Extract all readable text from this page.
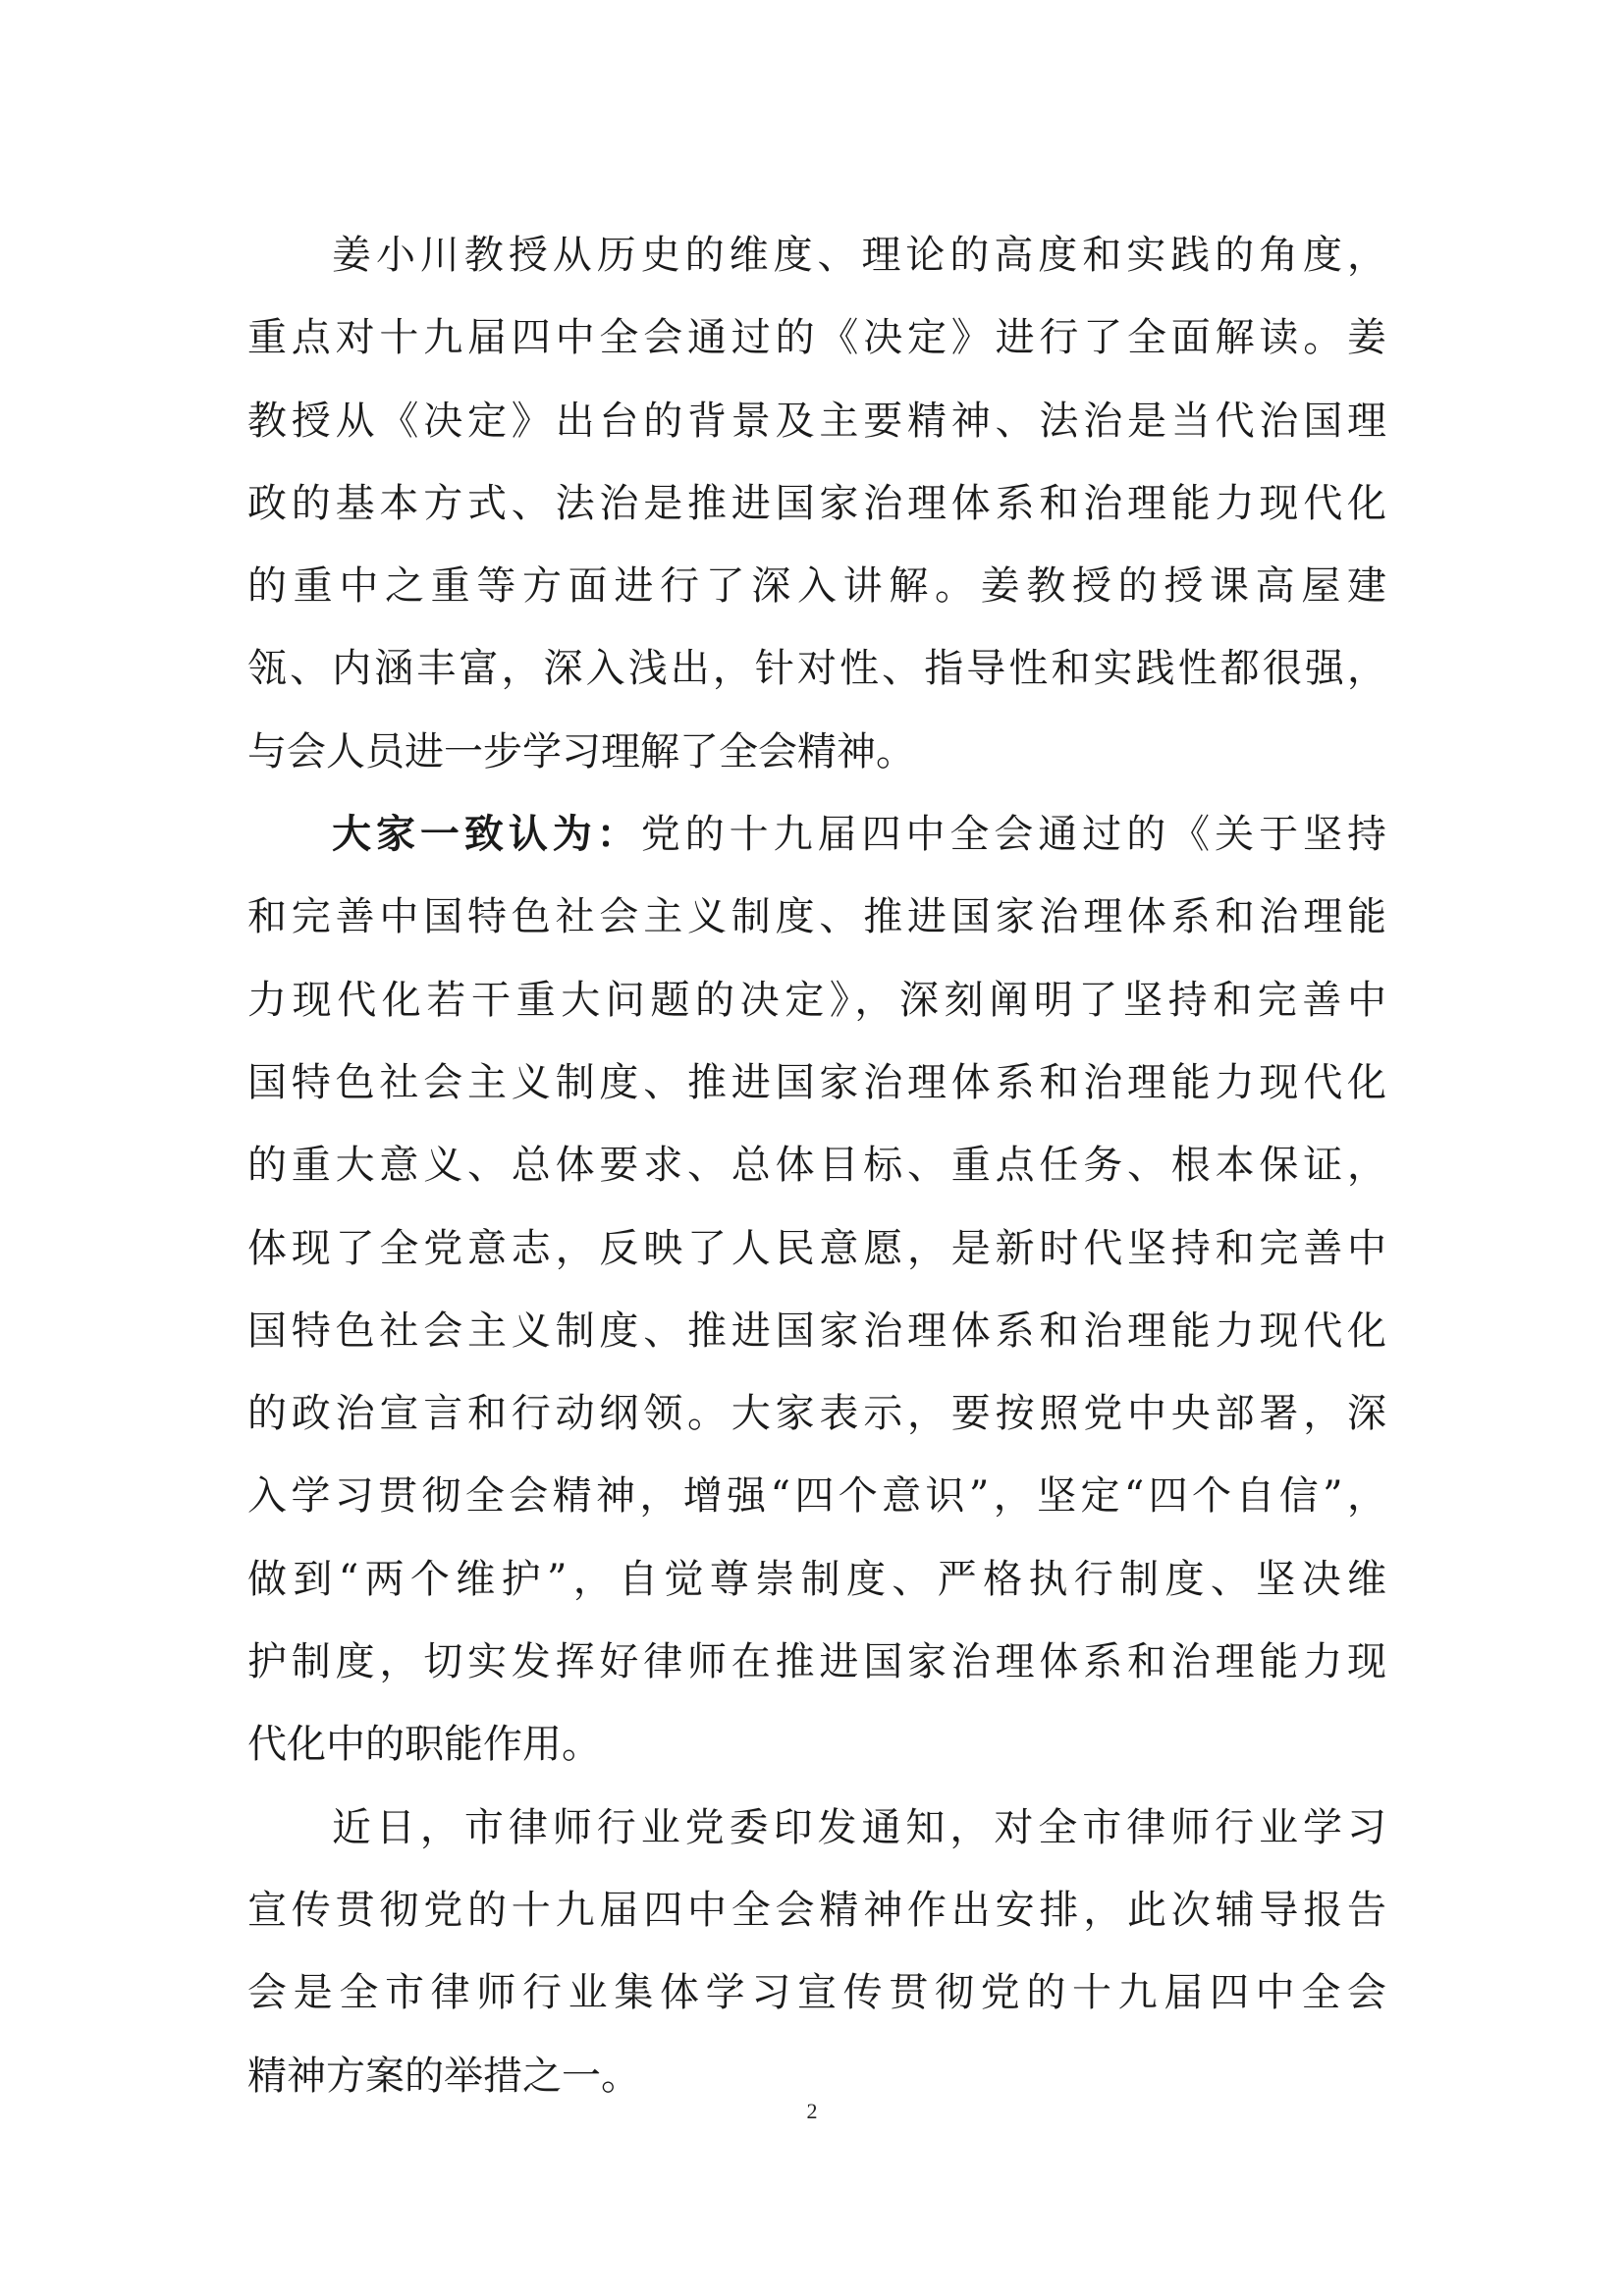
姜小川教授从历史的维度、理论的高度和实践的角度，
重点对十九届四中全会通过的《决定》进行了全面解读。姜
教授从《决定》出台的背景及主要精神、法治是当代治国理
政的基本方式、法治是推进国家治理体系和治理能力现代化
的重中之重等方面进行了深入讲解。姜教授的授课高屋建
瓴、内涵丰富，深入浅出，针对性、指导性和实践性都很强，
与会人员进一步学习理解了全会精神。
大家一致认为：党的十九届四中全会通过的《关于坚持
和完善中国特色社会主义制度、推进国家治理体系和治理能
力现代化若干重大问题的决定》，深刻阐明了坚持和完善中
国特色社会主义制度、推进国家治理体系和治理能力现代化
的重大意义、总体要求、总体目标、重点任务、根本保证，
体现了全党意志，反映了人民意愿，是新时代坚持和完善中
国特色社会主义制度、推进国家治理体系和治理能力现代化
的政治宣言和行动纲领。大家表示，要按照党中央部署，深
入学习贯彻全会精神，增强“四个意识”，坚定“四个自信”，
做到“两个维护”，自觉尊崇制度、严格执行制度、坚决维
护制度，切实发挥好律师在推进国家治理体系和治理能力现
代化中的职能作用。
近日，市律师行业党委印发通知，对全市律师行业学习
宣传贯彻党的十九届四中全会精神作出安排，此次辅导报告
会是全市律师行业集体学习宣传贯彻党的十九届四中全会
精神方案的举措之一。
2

● Your goal: Retype each line of the listing above word for word. Exclude the pictures.

● Exercise solution:
Extract all readable text from this page.
姜小川教授从历史的维度、理论的高度和实践的角度，
重点对十九届四中全会通过的《决定》进行了全面解读。姜
教授从《决定》出台的背景及主要精神、法治是当代治国理
政的基本方式、法治是推进国家治理体系和治理能力现代化
的重中之重等方面进行了深入讲解。姜教授的授课高屋建
瓴、内涵丰富，深入浅出，针对性、指导性和实践性都很强，
与会人员进一步学习理解了全会精神。
大家一致认为：党的十九届四中全会通过的《关于坚持
和完善中国特色社会主义制度、推进国家治理体系和治理能
力现代化若干重大问题的决定》，深刻阐明了坚持和完善中
国特色社会主义制度、推进国家治理体系和治理能力现代化
的重大意义、总体要求、总体目标、重点任务、根本保证，
体现了全党意志，反映了人民意愿，是新时代坚持和完善中
国特色社会主义制度、推进国家治理体系和治理能力现代化
的政治宣言和行动纲领。大家表示，要按照党中央部署，深
入学习贯彻全会精神，增强“四个意识”，坚定“四个自信”，
做到“两个维护”，自觉尊崇制度、严格执行制度、坚决维
护制度，切实发挥好律师在推进国家治理体系和治理能力现
代化中的职能作用。
近日，市律师行业党委印发通知，对全市律师行业学习
宣传贯彻党的十九届四中全会精神作出安排，此次辅导报告
会是全市律师行业集体学习宣传贯彻党的十九届四中全会
精神方案的举措之一。
2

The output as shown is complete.